▶ **YOUR INSTRUCTIONS**
Report how many lines contain "新規学卒者枠"; state the number and nothing else.

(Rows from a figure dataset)
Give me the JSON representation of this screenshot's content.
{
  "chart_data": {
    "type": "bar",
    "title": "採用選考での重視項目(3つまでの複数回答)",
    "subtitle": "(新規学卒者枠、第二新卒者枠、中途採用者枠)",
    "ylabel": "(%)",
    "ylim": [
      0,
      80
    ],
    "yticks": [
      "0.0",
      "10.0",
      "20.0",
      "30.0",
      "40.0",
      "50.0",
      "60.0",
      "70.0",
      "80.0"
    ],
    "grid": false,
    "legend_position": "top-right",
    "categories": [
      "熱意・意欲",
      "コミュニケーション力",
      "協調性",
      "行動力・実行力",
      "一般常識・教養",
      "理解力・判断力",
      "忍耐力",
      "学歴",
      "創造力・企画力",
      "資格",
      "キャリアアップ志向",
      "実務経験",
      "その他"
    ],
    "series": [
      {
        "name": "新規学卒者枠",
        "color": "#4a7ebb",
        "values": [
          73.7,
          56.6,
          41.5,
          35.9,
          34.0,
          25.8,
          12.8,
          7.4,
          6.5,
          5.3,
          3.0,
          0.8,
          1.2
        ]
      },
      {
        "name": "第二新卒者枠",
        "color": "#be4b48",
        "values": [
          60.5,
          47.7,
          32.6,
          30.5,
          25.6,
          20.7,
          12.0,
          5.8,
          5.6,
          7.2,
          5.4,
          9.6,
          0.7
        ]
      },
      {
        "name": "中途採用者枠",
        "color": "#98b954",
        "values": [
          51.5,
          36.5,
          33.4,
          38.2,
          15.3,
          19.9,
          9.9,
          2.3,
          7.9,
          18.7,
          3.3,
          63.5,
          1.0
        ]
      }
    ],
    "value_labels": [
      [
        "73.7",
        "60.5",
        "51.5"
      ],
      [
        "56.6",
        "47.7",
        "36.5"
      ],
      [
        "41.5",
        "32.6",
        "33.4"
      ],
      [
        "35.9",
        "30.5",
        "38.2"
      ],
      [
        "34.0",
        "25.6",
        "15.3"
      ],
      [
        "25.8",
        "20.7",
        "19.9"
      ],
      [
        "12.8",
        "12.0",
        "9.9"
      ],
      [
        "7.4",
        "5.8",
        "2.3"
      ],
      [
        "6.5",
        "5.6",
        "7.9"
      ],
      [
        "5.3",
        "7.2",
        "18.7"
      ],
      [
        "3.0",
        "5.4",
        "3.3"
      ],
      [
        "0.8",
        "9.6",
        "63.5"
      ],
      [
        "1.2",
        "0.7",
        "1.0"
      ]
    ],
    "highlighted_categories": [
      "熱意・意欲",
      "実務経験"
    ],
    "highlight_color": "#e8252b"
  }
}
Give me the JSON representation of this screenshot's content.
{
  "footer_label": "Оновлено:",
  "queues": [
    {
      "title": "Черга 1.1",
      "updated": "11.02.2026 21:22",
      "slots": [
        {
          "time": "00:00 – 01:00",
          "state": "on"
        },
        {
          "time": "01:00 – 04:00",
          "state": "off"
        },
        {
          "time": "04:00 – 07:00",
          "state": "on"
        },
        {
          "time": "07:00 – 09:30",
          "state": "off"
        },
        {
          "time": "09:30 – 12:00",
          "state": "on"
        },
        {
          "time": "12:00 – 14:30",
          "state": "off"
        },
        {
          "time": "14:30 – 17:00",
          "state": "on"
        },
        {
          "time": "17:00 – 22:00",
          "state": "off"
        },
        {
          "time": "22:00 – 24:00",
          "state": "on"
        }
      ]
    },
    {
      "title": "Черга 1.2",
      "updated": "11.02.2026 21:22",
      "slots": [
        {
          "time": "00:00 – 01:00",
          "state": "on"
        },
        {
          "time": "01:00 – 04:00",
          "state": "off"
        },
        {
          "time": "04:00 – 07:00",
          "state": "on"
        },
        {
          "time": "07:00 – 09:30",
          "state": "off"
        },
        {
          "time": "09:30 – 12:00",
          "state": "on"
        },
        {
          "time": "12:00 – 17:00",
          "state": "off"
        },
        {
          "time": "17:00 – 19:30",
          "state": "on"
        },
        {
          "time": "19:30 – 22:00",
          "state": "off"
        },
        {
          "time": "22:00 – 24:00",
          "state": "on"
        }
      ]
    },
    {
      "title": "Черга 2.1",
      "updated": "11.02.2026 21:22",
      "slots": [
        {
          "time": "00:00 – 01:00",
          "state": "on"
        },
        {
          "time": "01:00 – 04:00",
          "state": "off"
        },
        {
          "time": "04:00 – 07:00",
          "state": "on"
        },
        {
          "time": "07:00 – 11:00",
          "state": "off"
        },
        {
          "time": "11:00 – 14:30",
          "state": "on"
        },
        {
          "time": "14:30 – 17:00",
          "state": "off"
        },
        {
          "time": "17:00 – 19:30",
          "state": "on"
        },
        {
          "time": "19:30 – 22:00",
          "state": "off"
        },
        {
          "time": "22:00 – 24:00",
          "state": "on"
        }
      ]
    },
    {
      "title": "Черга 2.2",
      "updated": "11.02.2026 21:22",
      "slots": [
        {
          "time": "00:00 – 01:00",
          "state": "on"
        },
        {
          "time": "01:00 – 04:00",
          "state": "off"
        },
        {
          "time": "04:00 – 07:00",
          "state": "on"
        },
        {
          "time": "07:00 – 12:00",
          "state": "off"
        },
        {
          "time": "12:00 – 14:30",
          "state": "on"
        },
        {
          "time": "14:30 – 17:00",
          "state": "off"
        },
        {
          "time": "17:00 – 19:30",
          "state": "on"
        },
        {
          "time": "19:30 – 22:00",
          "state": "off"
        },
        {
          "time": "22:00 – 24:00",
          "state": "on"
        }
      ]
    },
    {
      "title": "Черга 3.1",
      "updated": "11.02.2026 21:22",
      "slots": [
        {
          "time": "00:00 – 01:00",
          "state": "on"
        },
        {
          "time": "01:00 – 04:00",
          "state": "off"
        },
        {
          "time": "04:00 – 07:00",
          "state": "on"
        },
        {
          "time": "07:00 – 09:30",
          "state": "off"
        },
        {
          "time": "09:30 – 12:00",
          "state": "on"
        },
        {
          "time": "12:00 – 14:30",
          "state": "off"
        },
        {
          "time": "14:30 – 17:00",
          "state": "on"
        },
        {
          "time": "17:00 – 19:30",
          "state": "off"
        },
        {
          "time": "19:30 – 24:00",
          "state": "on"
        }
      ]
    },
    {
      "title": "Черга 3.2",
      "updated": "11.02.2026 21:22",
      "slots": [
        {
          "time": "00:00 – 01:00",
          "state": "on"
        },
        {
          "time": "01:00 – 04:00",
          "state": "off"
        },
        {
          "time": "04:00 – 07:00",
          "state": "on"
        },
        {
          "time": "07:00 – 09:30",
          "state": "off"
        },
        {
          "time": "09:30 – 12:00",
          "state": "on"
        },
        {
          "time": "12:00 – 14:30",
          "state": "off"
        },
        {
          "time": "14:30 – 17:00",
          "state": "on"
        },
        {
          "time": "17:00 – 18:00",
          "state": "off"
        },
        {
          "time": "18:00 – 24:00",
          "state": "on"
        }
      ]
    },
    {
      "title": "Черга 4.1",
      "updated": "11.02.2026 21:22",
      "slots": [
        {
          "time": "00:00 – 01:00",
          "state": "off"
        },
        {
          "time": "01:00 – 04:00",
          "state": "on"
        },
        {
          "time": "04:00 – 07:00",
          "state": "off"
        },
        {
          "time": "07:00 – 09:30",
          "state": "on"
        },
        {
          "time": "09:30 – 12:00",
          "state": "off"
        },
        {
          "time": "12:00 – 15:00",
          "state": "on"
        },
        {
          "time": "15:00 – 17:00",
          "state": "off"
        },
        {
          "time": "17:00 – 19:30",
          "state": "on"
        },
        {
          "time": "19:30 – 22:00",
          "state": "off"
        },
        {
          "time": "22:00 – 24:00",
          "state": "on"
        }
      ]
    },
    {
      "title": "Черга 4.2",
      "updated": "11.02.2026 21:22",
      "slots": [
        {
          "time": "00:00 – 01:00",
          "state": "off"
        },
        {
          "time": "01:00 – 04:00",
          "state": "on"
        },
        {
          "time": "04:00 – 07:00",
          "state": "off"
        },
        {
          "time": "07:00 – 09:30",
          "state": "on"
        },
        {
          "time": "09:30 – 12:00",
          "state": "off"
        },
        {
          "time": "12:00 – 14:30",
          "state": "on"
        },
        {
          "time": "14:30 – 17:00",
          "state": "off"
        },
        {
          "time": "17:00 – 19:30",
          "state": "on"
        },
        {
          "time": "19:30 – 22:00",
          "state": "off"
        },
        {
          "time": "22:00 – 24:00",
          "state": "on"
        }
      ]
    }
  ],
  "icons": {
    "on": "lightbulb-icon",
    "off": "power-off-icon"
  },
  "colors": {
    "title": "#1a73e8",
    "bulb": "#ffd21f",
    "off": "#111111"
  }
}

▶ **EXPECTED OUTPUT**
2